Saved data entries:
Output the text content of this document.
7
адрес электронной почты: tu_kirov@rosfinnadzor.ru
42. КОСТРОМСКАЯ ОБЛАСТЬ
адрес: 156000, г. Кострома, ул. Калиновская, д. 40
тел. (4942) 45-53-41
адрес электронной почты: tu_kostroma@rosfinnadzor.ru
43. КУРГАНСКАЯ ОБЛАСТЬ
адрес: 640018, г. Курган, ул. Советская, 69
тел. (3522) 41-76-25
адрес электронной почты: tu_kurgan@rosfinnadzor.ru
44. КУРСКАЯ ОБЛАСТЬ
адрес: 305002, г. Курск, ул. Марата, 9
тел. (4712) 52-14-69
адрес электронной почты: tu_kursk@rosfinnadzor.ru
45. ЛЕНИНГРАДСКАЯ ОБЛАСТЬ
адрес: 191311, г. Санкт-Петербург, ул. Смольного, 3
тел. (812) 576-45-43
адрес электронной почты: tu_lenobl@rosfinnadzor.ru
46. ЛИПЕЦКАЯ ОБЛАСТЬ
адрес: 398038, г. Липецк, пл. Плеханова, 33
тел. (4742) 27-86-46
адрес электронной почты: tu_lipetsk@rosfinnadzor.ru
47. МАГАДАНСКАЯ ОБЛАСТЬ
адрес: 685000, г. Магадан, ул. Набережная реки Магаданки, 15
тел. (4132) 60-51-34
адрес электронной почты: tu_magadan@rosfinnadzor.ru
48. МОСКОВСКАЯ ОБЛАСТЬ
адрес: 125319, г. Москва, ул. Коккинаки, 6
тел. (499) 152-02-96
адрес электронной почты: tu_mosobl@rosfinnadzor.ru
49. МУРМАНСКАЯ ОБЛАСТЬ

> Task instructions: Repeat the lines above exactly.

> Solution for this exercise:
Output the text content of this document.
7
адрес электронной почты: tu_kirov@rosfinnadzor.ru
42. КОСТРОМСКАЯ ОБЛАСТЬ
адрес: 156000, г. Кострома, ул. Калиновская, д. 40
тел. (4942) 45-53-41
адрес электронной почты: tu_kostroma@rosfinnadzor.ru
43. КУРГАНСКАЯ ОБЛАСТЬ
адрес: 640018, г. Курган, ул. Советская, 69
тел. (3522) 41-76-25
адрес электронной почты: tu_kurgan@rosfinnadzor.ru
44. КУРСКАЯ ОБЛАСТЬ
адрес: 305002, г. Курск, ул. Марата, 9
тел. (4712) 52-14-69
адрес электронной почты: tu_kursk@rosfinnadzor.ru
45. ЛЕНИНГРАДСКАЯ ОБЛАСТЬ
адрес: 191311, г. Санкт-Петербург, ул. Смольного, 3
тел. (812) 576-45-43
адрес электронной почты: tu_lenobl@rosfinnadzor.ru
46. ЛИПЕЦКАЯ ОБЛАСТЬ
адрес: 398038, г. Липецк, пл. Плеханова, 33
тел. (4742) 27-86-46
адрес электронной почты: tu_lipetsk@rosfinnadzor.ru
47. МАГАДАНСКАЯ ОБЛАСТЬ
адрес: 685000, г. Магадан, ул. Набережная реки Магаданки, 15
тел. (4132) 60-51-34
адрес электронной почты: tu_magadan@rosfinnadzor.ru
48. МОСКОВСКАЯ ОБЛАСТЬ
адрес: 125319, г. Москва, ул. Коккинаки, 6
тел. (499) 152-02-96
адрес электронной почты: tu_mosobl@rosfinnadzor.ru
49. МУРМАНСКАЯ ОБЛАСТЬ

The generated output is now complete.